— BEGIN DATASET RECORDS —
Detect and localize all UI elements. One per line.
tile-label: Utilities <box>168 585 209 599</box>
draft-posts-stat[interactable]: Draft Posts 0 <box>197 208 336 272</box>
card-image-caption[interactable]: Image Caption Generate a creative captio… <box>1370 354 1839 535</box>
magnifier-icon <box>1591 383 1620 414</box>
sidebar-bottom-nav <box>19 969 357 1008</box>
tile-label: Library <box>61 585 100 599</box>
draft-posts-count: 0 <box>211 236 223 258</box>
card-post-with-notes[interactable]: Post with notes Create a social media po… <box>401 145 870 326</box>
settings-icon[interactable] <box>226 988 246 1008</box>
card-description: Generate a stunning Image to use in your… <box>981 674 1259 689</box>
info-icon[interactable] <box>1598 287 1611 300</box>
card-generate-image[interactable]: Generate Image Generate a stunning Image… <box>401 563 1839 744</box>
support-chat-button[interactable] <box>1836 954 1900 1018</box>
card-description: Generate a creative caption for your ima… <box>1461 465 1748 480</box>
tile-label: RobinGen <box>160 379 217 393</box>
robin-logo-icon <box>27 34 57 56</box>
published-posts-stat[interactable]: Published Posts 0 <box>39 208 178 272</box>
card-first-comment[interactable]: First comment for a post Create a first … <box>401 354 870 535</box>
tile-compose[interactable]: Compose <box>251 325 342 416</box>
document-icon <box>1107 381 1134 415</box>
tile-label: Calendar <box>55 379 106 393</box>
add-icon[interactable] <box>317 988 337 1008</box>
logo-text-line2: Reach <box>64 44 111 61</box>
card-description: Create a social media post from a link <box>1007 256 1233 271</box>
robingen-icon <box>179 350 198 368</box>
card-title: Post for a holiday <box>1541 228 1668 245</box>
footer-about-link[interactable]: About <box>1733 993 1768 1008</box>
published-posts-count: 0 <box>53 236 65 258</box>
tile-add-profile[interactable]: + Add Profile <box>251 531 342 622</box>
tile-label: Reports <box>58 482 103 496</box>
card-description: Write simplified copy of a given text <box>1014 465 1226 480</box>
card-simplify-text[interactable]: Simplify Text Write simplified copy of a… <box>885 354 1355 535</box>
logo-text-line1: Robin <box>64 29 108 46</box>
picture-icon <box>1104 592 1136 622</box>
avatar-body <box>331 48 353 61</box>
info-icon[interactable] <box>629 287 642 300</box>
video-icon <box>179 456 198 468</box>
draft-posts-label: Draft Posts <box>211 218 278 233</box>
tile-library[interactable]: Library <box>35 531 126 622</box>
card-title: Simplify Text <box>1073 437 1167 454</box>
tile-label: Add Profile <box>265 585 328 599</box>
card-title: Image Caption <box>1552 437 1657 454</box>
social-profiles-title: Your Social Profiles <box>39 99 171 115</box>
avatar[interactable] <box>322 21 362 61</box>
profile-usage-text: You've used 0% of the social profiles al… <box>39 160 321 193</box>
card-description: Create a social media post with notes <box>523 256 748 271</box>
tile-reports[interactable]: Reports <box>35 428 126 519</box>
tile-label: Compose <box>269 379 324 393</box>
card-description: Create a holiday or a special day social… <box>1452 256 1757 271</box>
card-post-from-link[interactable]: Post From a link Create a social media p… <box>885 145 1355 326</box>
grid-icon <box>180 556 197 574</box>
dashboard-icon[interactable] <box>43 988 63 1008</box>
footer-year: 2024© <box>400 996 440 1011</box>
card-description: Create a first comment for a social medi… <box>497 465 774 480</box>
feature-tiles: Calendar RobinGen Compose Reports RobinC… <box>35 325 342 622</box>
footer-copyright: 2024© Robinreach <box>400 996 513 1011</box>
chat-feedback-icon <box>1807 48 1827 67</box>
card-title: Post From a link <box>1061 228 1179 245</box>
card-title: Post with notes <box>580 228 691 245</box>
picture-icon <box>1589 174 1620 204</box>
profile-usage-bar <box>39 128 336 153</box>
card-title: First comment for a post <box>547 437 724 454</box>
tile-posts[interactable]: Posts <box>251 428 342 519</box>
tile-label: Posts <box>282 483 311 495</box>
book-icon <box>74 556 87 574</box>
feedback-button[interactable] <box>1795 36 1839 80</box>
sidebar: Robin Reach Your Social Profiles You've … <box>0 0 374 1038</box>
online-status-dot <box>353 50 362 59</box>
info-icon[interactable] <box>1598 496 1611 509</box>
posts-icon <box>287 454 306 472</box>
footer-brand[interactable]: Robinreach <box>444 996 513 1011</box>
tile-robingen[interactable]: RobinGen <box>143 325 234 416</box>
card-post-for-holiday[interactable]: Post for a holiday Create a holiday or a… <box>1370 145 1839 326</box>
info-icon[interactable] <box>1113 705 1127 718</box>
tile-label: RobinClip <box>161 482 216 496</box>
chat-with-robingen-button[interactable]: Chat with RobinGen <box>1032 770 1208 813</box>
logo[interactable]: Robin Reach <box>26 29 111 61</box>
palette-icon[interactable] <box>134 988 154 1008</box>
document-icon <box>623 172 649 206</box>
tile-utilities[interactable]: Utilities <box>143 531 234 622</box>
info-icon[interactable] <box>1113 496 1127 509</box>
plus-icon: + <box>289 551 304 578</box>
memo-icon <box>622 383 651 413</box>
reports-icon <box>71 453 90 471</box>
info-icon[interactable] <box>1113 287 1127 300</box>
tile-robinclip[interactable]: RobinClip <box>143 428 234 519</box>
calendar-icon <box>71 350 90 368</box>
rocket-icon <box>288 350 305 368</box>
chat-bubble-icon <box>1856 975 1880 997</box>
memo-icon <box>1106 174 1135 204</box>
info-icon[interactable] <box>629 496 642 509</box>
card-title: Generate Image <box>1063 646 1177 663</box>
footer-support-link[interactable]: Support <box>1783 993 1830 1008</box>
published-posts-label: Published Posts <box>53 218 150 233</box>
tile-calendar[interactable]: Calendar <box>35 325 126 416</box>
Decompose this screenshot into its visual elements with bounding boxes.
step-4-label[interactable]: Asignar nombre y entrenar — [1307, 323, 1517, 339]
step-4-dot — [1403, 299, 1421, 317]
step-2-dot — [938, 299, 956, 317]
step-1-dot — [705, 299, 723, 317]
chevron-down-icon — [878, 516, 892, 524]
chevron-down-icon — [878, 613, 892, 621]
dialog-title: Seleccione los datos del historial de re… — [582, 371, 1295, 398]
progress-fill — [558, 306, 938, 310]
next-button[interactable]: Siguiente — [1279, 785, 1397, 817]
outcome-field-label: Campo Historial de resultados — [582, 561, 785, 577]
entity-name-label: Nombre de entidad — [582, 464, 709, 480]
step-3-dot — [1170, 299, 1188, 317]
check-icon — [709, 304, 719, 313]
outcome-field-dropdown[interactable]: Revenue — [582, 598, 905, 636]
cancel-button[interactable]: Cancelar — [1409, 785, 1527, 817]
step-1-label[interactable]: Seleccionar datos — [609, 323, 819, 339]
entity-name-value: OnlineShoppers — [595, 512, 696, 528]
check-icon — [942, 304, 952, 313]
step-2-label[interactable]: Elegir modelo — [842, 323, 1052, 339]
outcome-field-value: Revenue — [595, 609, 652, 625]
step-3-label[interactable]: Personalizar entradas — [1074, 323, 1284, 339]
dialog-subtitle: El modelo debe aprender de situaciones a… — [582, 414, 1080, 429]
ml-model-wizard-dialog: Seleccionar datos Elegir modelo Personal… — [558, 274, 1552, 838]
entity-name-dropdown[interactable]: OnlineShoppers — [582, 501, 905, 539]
— END DATASET RECORDS —
## [EXERCISE]
Rename "tile-label" to "tile-caption" throughout the listing and reproduce every line with no other change.

## [RESPONSE TO THIS TASK]
Detect and localize all UI elements. One per line.
tile-caption: Utilities <box>168 585 209 599</box>
draft-posts-stat[interactable]: Draft Posts 0 <box>197 208 336 272</box>
card-image-caption[interactable]: Image Caption Generate a creative captio… <box>1370 354 1839 535</box>
magnifier-icon <box>1591 383 1620 414</box>
sidebar-bottom-nav <box>19 969 357 1008</box>
tile-caption: Library <box>61 585 100 599</box>
draft-posts-count: 0 <box>211 236 223 258</box>
card-post-with-notes[interactable]: Post with notes Create a social media po… <box>401 145 870 326</box>
settings-icon[interactable] <box>226 988 246 1008</box>
card-description: Generate a stunning Image to use in your… <box>981 674 1259 689</box>
info-icon[interactable] <box>1598 287 1611 300</box>
card-generate-image[interactable]: Generate Image Generate a stunning Image… <box>401 563 1839 744</box>
support-chat-button[interactable] <box>1836 954 1900 1018</box>
card-description: Generate a creative caption for your ima… <box>1461 465 1748 480</box>
tile-caption: RobinGen <box>160 379 217 393</box>
robin-logo-icon <box>27 34 57 56</box>
published-posts-stat[interactable]: Published Posts 0 <box>39 208 178 272</box>
card-first-comment[interactable]: First comment for a post Create a first … <box>401 354 870 535</box>
tile-compose[interactable]: Compose <box>251 325 342 416</box>
document-icon <box>1107 381 1134 415</box>
tile-caption: Calendar <box>55 379 106 393</box>
add-icon[interactable] <box>317 988 337 1008</box>
logo-text-line2: Reach <box>64 44 111 61</box>
card-description: Create a social media post from a link <box>1007 256 1233 271</box>
robingen-icon <box>179 350 198 368</box>
card-title: Post for a holiday <box>1541 228 1668 245</box>
footer-about-link[interactable]: About <box>1733 993 1768 1008</box>
published-posts-count: 0 <box>53 236 65 258</box>
tile-add-profile[interactable]: + Add Profile <box>251 531 342 622</box>
tile-caption: Reports <box>58 482 103 496</box>
card-description: Write simplified copy of a given text <box>1014 465 1226 480</box>
card-simplify-text[interactable]: Simplify Text Write simplified copy of a… <box>885 354 1355 535</box>
logo-text-line1: Robin <box>64 29 108 46</box>
picture-icon <box>1104 592 1136 622</box>
avatar-body <box>331 48 353 61</box>
info-icon[interactable] <box>629 287 642 300</box>
video-icon <box>179 456 198 468</box>
draft-posts-label: Draft Posts <box>211 218 278 233</box>
tile-library[interactable]: Library <box>35 531 126 622</box>
card-title: Simplify Text <box>1073 437 1167 454</box>
tile-caption: Add Profile <box>265 585 328 599</box>
card-title: Image Caption <box>1552 437 1657 454</box>
social-profiles-title: Your Social Profiles <box>39 99 171 115</box>
avatar[interactable] <box>322 21 362 61</box>
profile-usage-text: You've used 0% of the social profiles al… <box>39 160 321 193</box>
card-description: Create a social media post with notes <box>523 256 748 271</box>
tile-reports[interactable]: Reports <box>35 428 126 519</box>
tile-caption: Compose <box>269 379 324 393</box>
card-description: Create a holiday or a special day social… <box>1452 256 1757 271</box>
card-post-from-link[interactable]: Post From a link Create a social media p… <box>885 145 1355 326</box>
grid-icon <box>180 556 197 574</box>
dashboard-icon[interactable] <box>43 988 63 1008</box>
footer-year: 2024© <box>400 996 440 1011</box>
card-description: Create a first comment for a social medi… <box>497 465 774 480</box>
feature-tiles: Calendar RobinGen Compose Reports RobinC… <box>35 325 342 622</box>
footer-copyright: 2024© Robinreach <box>400 996 513 1011</box>
chat-feedback-icon <box>1807 48 1827 67</box>
card-title: Post From a link <box>1061 228 1179 245</box>
card-title: Post with notes <box>580 228 691 245</box>
picture-icon <box>1589 174 1620 204</box>
profile-usage-bar <box>39 128 336 153</box>
card-title: First comment for a post <box>547 437 724 454</box>
tile-posts[interactable]: Posts <box>251 428 342 519</box>
tile-caption: Posts <box>282 483 311 495</box>
book-icon <box>74 556 87 574</box>
feedback-button[interactable] <box>1795 36 1839 80</box>
sidebar: Robin Reach Your Social Profiles You've … <box>0 0 374 1038</box>
online-status-dot <box>353 50 362 59</box>
info-icon[interactable] <box>1598 496 1611 509</box>
posts-icon <box>287 454 306 472</box>
footer-brand[interactable]: Robinreach <box>444 996 513 1011</box>
tile-robingen[interactable]: RobinGen <box>143 325 234 416</box>
card-post-for-holiday[interactable]: Post for a holiday Create a holiday or a… <box>1370 145 1839 326</box>
info-icon[interactable] <box>1113 705 1127 718</box>
tile-caption: RobinClip <box>161 482 216 496</box>
chat-with-robingen-button[interactable]: Chat with RobinGen <box>1032 770 1208 813</box>
logo[interactable]: Robin Reach <box>26 29 111 61</box>
palette-icon[interactable] <box>134 988 154 1008</box>
document-icon <box>623 172 649 206</box>
tile-utilities[interactable]: Utilities <box>143 531 234 622</box>
info-icon[interactable] <box>1113 496 1127 509</box>
plus-icon: + <box>289 551 304 578</box>
memo-icon <box>622 383 651 413</box>
reports-icon <box>71 453 90 471</box>
info-icon[interactable] <box>1113 287 1127 300</box>
tile-robinclip[interactable]: RobinClip <box>143 428 234 519</box>
calendar-icon <box>71 350 90 368</box>
rocket-icon <box>288 350 305 368</box>
chat-bubble-icon <box>1856 975 1880 997</box>
memo-icon <box>1106 174 1135 204</box>
info-icon[interactable] <box>629 496 642 509</box>
card-title: Generate Image <box>1063 646 1177 663</box>
footer-support-link[interactable]: Support <box>1783 993 1830 1008</box>
published-posts-label: Published Posts <box>53 218 150 233</box>
tile-calendar[interactable]: Calendar <box>35 325 126 416</box>
Decompose this screenshot into its visual elements with bounding boxes.
step-4-label[interactable]: Asignar nombre y entrenar — [1307, 323, 1517, 339]
step-4-dot — [1403, 299, 1421, 317]
step-2-dot — [938, 299, 956, 317]
step-1-dot — [705, 299, 723, 317]
chevron-down-icon — [878, 516, 892, 524]
chevron-down-icon — [878, 613, 892, 621]
dialog-title: Seleccione los datos del historial de re… — [582, 371, 1295, 398]
progress-fill — [558, 306, 938, 310]
next-button[interactable]: Siguiente — [1279, 785, 1397, 817]
outcome-field-label: Campo Historial de resultados — [582, 561, 785, 577]
entity-name-label: Nombre de entidad — [582, 464, 709, 480]
step-3-dot — [1170, 299, 1188, 317]
check-icon — [709, 304, 719, 313]
outcome-field-dropdown[interactable]: Revenue — [582, 598, 905, 636]
cancel-button[interactable]: Cancelar — [1409, 785, 1527, 817]
step-1-label[interactable]: Seleccionar datos — [609, 323, 819, 339]
entity-name-value: OnlineShoppers — [595, 512, 696, 528]
check-icon — [942, 304, 952, 313]
step-2-label[interactable]: Elegir modelo — [842, 323, 1052, 339]
outcome-field-value: Revenue — [595, 609, 652, 625]
step-3-label[interactable]: Personalizar entradas — [1074, 323, 1284, 339]
dialog-subtitle: El modelo debe aprender de situaciones a… — [582, 414, 1080, 429]
ml-model-wizard-dialog: Seleccionar datos Elegir modelo Personal… — [558, 274, 1552, 838]
entity-name-dropdown[interactable]: OnlineShoppers — [582, 501, 905, 539]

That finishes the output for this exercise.